Produce an exact copy of all the data below, dropping every image.

▶ [Material for the task]
=====

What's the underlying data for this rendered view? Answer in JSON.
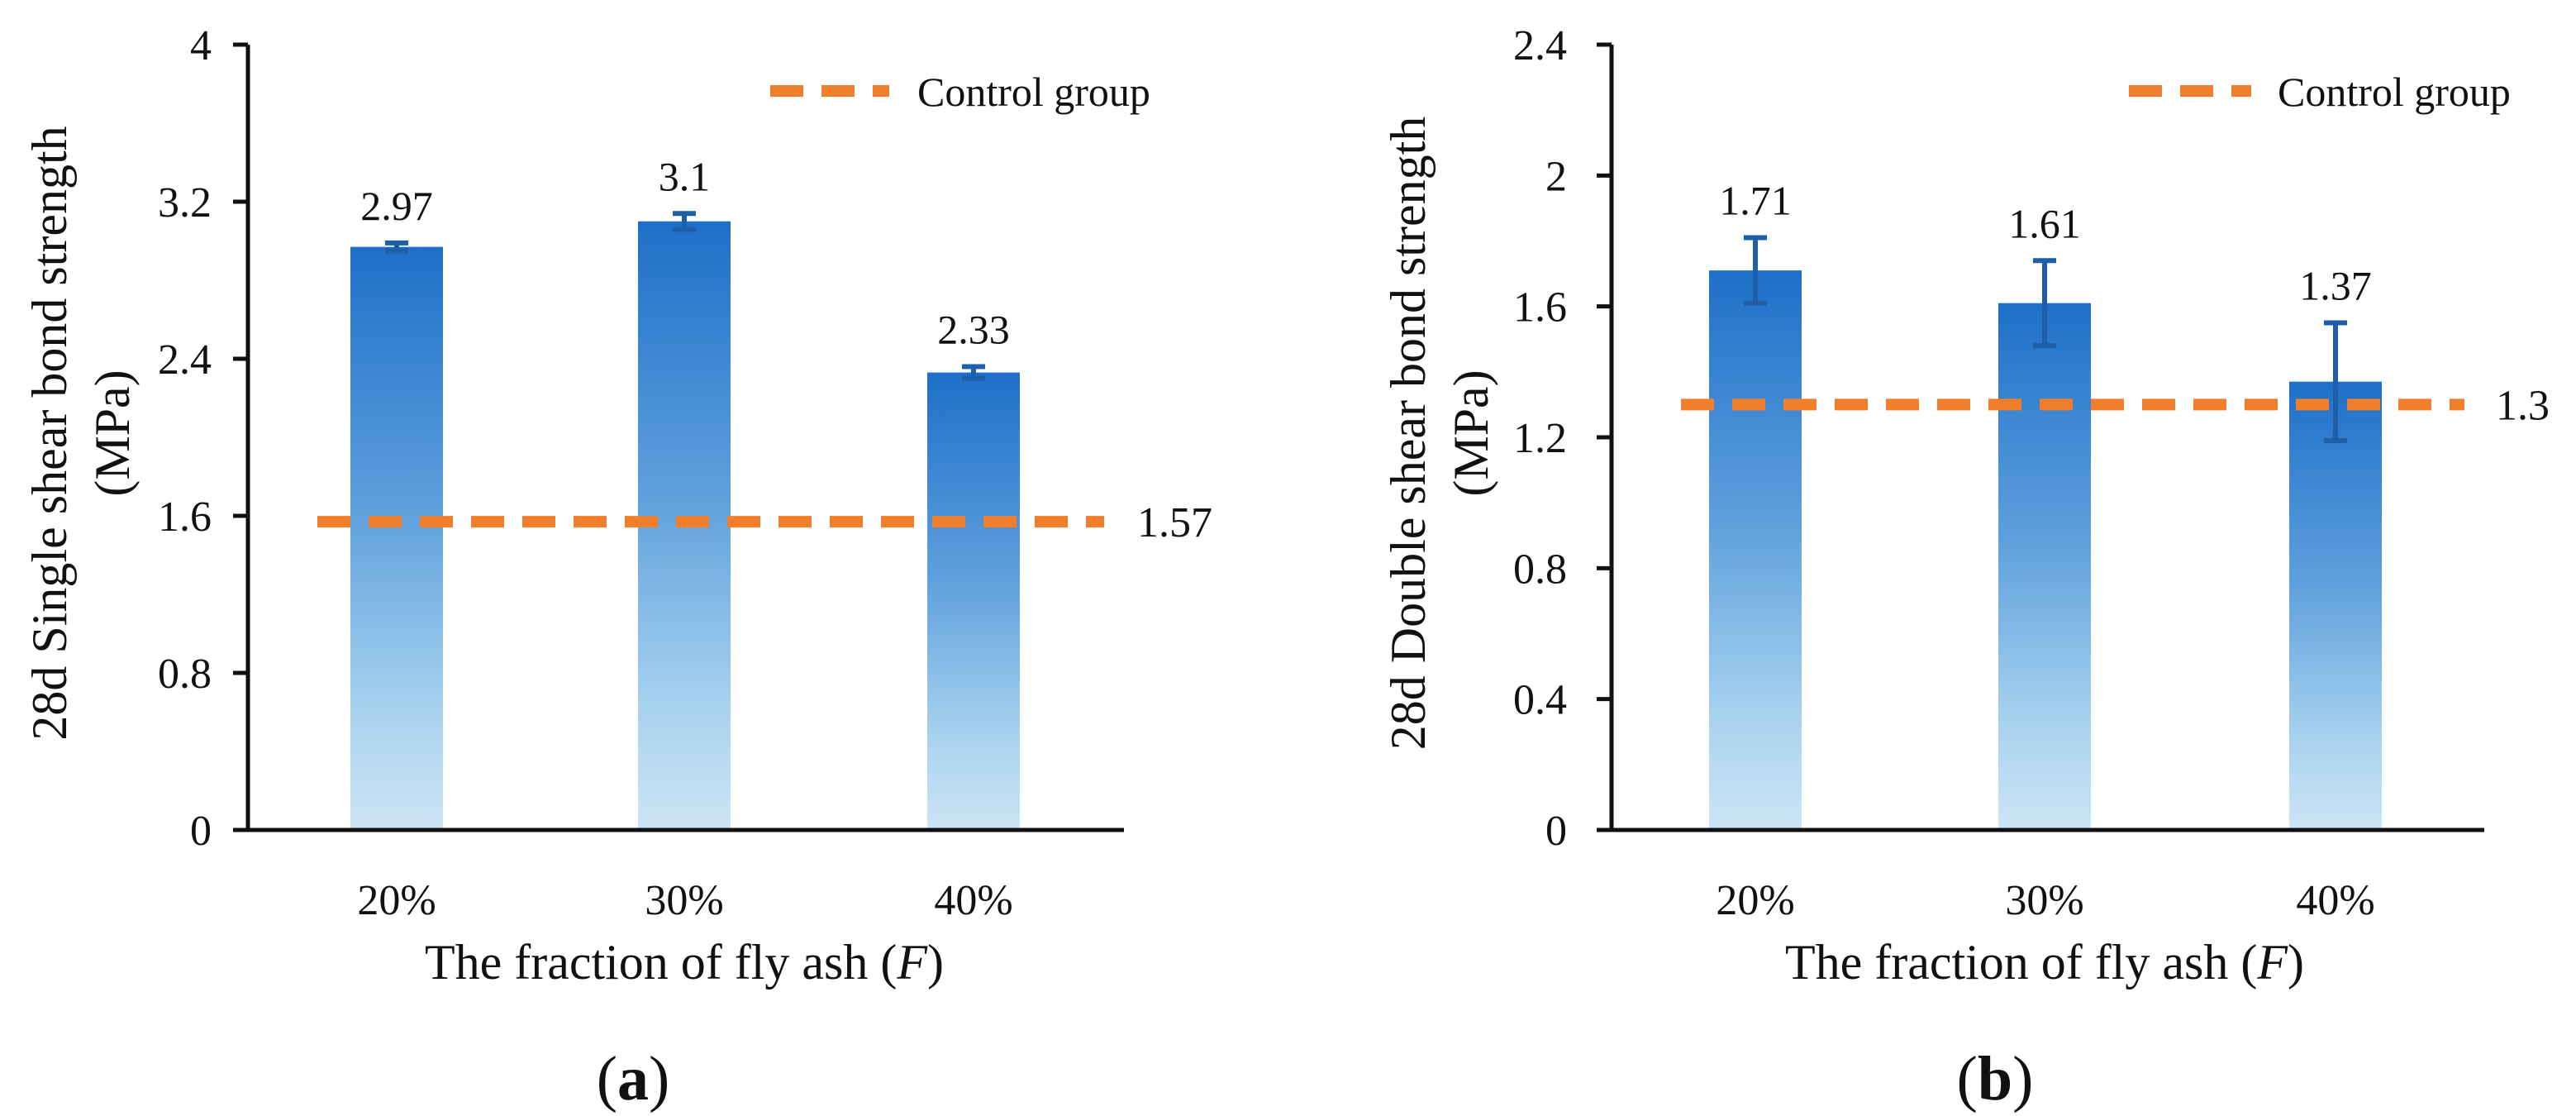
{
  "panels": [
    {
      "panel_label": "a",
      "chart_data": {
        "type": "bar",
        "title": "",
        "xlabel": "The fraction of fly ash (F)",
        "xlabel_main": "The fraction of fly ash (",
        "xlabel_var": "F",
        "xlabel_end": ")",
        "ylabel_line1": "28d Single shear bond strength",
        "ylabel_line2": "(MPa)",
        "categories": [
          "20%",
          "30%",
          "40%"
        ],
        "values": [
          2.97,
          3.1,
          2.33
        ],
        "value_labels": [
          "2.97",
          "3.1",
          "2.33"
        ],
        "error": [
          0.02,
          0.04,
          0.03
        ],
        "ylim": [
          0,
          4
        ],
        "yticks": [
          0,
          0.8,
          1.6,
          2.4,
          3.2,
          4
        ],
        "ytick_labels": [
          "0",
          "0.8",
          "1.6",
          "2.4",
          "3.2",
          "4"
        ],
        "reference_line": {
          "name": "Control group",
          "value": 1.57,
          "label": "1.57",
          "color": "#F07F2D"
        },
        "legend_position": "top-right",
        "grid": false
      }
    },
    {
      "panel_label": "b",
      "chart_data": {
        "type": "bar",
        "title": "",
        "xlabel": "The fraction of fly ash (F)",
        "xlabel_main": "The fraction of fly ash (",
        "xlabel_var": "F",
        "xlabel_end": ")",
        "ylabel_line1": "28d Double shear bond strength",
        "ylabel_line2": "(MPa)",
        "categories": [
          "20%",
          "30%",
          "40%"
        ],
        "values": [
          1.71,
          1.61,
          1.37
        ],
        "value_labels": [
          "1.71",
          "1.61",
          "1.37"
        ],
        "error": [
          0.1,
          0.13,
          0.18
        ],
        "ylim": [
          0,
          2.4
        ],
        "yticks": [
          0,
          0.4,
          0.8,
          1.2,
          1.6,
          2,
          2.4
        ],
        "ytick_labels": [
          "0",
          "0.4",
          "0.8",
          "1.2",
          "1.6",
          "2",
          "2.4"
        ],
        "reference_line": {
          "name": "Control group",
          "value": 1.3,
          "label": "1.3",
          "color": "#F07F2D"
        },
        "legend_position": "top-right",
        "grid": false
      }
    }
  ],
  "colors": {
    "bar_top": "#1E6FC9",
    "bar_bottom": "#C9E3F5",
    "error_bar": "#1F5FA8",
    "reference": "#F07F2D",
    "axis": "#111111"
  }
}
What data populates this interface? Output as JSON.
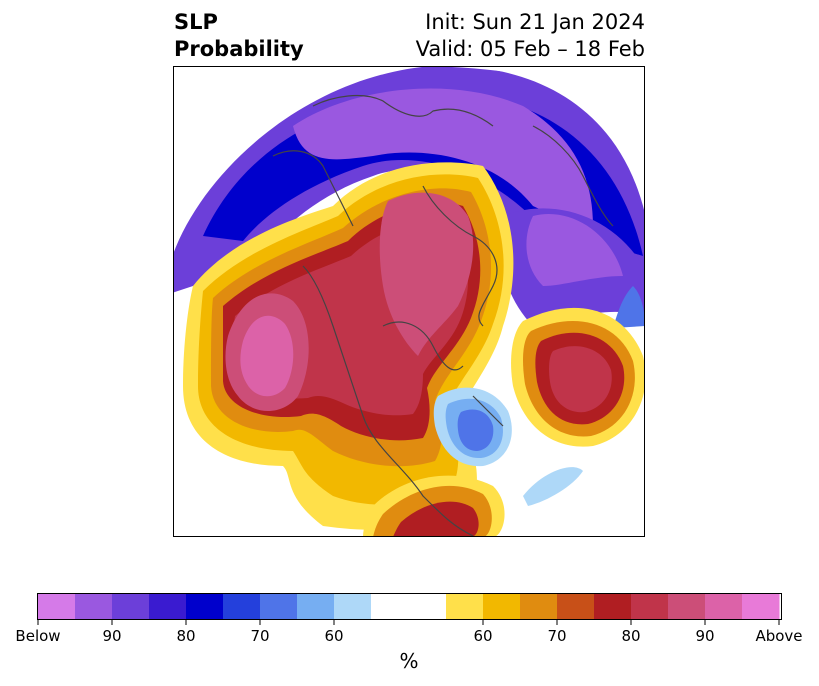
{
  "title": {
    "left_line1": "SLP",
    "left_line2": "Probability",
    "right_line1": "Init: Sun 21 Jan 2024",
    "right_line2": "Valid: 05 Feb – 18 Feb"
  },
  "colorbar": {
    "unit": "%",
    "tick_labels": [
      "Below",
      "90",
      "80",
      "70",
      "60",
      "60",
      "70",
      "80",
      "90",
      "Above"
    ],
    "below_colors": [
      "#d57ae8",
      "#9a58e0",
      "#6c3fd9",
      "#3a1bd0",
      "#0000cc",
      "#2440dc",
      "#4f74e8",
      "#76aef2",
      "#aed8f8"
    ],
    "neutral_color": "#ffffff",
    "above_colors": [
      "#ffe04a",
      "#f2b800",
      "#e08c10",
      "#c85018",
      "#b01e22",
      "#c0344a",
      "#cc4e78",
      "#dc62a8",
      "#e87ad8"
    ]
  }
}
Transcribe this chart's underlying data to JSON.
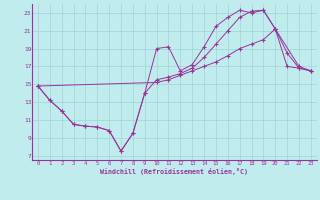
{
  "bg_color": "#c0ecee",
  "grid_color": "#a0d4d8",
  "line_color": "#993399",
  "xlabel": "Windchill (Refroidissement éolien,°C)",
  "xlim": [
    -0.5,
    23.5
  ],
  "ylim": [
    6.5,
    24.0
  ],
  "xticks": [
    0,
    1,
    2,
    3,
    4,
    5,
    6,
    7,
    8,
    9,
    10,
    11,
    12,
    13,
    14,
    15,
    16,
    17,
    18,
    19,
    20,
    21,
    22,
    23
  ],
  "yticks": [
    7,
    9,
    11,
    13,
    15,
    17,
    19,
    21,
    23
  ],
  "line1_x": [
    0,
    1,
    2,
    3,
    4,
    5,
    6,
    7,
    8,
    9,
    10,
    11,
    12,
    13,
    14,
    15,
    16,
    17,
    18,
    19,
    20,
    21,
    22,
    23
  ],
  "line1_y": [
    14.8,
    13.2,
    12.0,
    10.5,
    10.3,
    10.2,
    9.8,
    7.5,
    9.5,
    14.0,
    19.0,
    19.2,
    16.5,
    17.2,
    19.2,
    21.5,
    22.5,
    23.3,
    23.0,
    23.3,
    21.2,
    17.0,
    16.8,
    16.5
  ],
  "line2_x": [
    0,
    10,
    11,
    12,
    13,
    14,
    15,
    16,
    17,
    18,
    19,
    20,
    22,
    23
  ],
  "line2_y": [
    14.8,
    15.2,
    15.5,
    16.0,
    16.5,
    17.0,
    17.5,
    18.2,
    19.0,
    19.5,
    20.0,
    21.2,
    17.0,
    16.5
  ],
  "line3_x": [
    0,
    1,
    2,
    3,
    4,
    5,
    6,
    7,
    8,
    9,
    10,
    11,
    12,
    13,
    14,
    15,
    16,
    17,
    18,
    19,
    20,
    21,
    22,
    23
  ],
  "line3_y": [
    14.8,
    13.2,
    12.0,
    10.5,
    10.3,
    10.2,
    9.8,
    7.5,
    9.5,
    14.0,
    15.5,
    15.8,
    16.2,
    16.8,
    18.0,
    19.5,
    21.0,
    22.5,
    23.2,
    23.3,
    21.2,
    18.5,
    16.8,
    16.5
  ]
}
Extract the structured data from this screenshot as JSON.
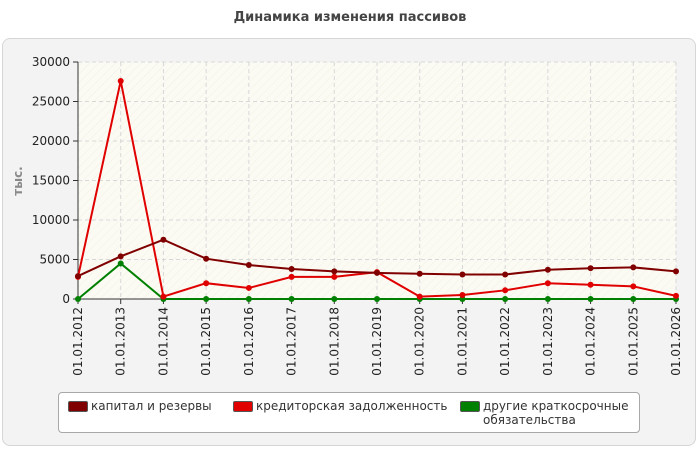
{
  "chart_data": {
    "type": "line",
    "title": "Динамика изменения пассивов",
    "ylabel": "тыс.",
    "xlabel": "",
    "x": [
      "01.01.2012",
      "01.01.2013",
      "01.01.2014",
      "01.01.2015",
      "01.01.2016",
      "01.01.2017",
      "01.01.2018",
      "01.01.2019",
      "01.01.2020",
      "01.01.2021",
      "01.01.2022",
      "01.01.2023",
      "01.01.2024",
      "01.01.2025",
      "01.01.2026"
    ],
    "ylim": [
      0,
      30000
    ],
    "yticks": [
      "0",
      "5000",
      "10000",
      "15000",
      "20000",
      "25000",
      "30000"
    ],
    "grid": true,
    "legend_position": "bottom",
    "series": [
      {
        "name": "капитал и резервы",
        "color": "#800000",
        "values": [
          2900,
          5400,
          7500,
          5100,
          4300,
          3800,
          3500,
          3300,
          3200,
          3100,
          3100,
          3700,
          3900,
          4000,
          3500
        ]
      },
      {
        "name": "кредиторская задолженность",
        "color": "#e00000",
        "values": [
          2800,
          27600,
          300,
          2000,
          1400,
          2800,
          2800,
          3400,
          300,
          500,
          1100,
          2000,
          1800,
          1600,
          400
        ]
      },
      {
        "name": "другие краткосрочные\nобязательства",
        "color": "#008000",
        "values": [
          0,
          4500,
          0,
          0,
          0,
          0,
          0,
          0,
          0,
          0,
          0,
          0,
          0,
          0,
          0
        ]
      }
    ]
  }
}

=====

▶ [Answer to the problem]
What's the underlying data for this rendered view? Answer in JSON.
{
  "panels": [
    {
      "panel_label": "a",
      "chart_data": {
        "type": "bar",
        "title": "",
        "xlabel": "The fraction of fly ash (F)",
        "xlabel_main": "The fraction of fly ash (",
        "xlabel_var": "F",
        "xlabel_end": ")",
        "ylabel_line1": "28d Single shear bond strength",
        "ylabel_line2": "(MPa)",
        "categories": [
          "20%",
          "30%",
          "40%"
        ],
        "values": [
          2.97,
          3.1,
          2.33
        ],
        "value_labels": [
          "2.97",
          "3.1",
          "2.33"
        ],
        "error": [
          0.02,
          0.04,
          0.03
        ],
        "ylim": [
          0,
          4
        ],
        "yticks": [
          0,
          0.8,
          1.6,
          2.4,
          3.2,
          4
        ],
        "ytick_labels": [
          "0",
          "0.8",
          "1.6",
          "2.4",
          "3.2",
          "4"
        ],
        "reference_line": {
          "name": "Control group",
          "value": 1.57,
          "label": "1.57",
          "color": "#F07F2D"
        },
        "legend_position": "top-right",
        "grid": false
      }
    },
    {
      "panel_label": "b",
      "chart_data": {
        "type": "bar",
        "title": "",
        "xlabel": "The fraction of fly ash (F)",
        "xlabel_main": "The fraction of fly ash (",
        "xlabel_var": "F",
        "xlabel_end": ")",
        "ylabel_line1": "28d Double shear bond strength",
        "ylabel_line2": "(MPa)",
        "categories": [
          "20%",
          "30%",
          "40%"
        ],
        "values": [
          1.71,
          1.61,
          1.37
        ],
        "value_labels": [
          "1.71",
          "1.61",
          "1.37"
        ],
        "error": [
          0.1,
          0.13,
          0.18
        ],
        "ylim": [
          0,
          2.4
        ],
        "yticks": [
          0,
          0.4,
          0.8,
          1.2,
          1.6,
          2,
          2.4
        ],
        "ytick_labels": [
          "0",
          "0.4",
          "0.8",
          "1.2",
          "1.6",
          "2",
          "2.4"
        ],
        "reference_line": {
          "name": "Control group",
          "value": 1.3,
          "label": "1.3",
          "color": "#F07F2D"
        },
        "legend_position": "top-right",
        "grid": false
      }
    }
  ],
  "colors": {
    "bar_top": "#1E6FC9",
    "bar_bottom": "#C9E3F5",
    "error_bar": "#1F5FA8",
    "reference": "#F07F2D",
    "axis": "#111111"
  }
}
What data populates this interface? Output as JSON.
{
  "title": {
    "left_line1": "SLP",
    "left_line2": "Probability",
    "right_line1": "Init: Sun 21 Jan 2024",
    "right_line2": "Valid: 05 Feb – 18 Feb"
  },
  "colorbar": {
    "unit": "%",
    "tick_labels": [
      "Below",
      "90",
      "80",
      "70",
      "60",
      "60",
      "70",
      "80",
      "90",
      "Above"
    ],
    "below_colors": [
      "#d57ae8",
      "#9a58e0",
      "#6c3fd9",
      "#3a1bd0",
      "#0000cc",
      "#2440dc",
      "#4f74e8",
      "#76aef2",
      "#aed8f8"
    ],
    "neutral_color": "#ffffff",
    "above_colors": [
      "#ffe04a",
      "#f2b800",
      "#e08c10",
      "#c85018",
      "#b01e22",
      "#c0344a",
      "#cc4e78",
      "#dc62a8",
      "#e87ad8"
    ]
  }
}
Transcribe this chart's underlying data to JSON.
{
  "bg_color": "#c0ecee",
  "grid_color": "#a0d4d8",
  "line_color": "#993399",
  "xlabel": "Windchill (Refroidissement éolien,°C)",
  "xlim": [
    -0.5,
    23.5
  ],
  "ylim": [
    6.5,
    24.0
  ],
  "xticks": [
    0,
    1,
    2,
    3,
    4,
    5,
    6,
    7,
    8,
    9,
    10,
    11,
    12,
    13,
    14,
    15,
    16,
    17,
    18,
    19,
    20,
    21,
    22,
    23
  ],
  "yticks": [
    7,
    9,
    11,
    13,
    15,
    17,
    19,
    21,
    23
  ],
  "line1_x": [
    0,
    1,
    2,
    3,
    4,
    5,
    6,
    7,
    8,
    9,
    10,
    11,
    12,
    13,
    14,
    15,
    16,
    17,
    18,
    19,
    20,
    21,
    22,
    23
  ],
  "line1_y": [
    14.8,
    13.2,
    12.0,
    10.5,
    10.3,
    10.2,
    9.8,
    7.5,
    9.5,
    14.0,
    19.0,
    19.2,
    16.5,
    17.2,
    19.2,
    21.5,
    22.5,
    23.3,
    23.0,
    23.3,
    21.2,
    17.0,
    16.8,
    16.5
  ],
  "line2_x": [
    0,
    10,
    11,
    12,
    13,
    14,
    15,
    16,
    17,
    18,
    19,
    20,
    22,
    23
  ],
  "line2_y": [
    14.8,
    15.2,
    15.5,
    16.0,
    16.5,
    17.0,
    17.5,
    18.2,
    19.0,
    19.5,
    20.0,
    21.2,
    17.0,
    16.5
  ],
  "line3_x": [
    0,
    1,
    2,
    3,
    4,
    5,
    6,
    7,
    8,
    9,
    10,
    11,
    12,
    13,
    14,
    15,
    16,
    17,
    18,
    19,
    20,
    21,
    22,
    23
  ],
  "line3_y": [
    14.8,
    13.2,
    12.0,
    10.5,
    10.3,
    10.2,
    9.8,
    7.5,
    9.5,
    14.0,
    15.5,
    15.8,
    16.2,
    16.8,
    18.0,
    19.5,
    21.0,
    22.5,
    23.2,
    23.3,
    21.2,
    18.5,
    16.8,
    16.5
  ]
}
Extract the structured data from this screenshot as JSON.
{
  "chart_data": {
    "type": "line",
    "title": "Динамика изменения пассивов",
    "ylabel": "тыс.",
    "xlabel": "",
    "x": [
      "01.01.2012",
      "01.01.2013",
      "01.01.2014",
      "01.01.2015",
      "01.01.2016",
      "01.01.2017",
      "01.01.2018",
      "01.01.2019",
      "01.01.2020",
      "01.01.2021",
      "01.01.2022",
      "01.01.2023",
      "01.01.2024",
      "01.01.2025",
      "01.01.2026"
    ],
    "ylim": [
      0,
      30000
    ],
    "yticks": [
      "0",
      "5000",
      "10000",
      "15000",
      "20000",
      "25000",
      "30000"
    ],
    "grid": true,
    "legend_position": "bottom",
    "series": [
      {
        "name": "капитал и резервы",
        "color": "#800000",
        "values": [
          2900,
          5400,
          7500,
          5100,
          4300,
          3800,
          3500,
          3300,
          3200,
          3100,
          3100,
          3700,
          3900,
          4000,
          3500
        ]
      },
      {
        "name": "кредиторская задолженность",
        "color": "#e00000",
        "values": [
          2800,
          27600,
          300,
          2000,
          1400,
          2800,
          2800,
          3400,
          300,
          500,
          1100,
          2000,
          1800,
          1600,
          400
        ]
      },
      {
        "name": "другие краткосрочные\nобязательства",
        "color": "#008000",
        "values": [
          0,
          4500,
          0,
          0,
          0,
          0,
          0,
          0,
          0,
          0,
          0,
          0,
          0,
          0,
          0
        ]
      }
    ]
  }
}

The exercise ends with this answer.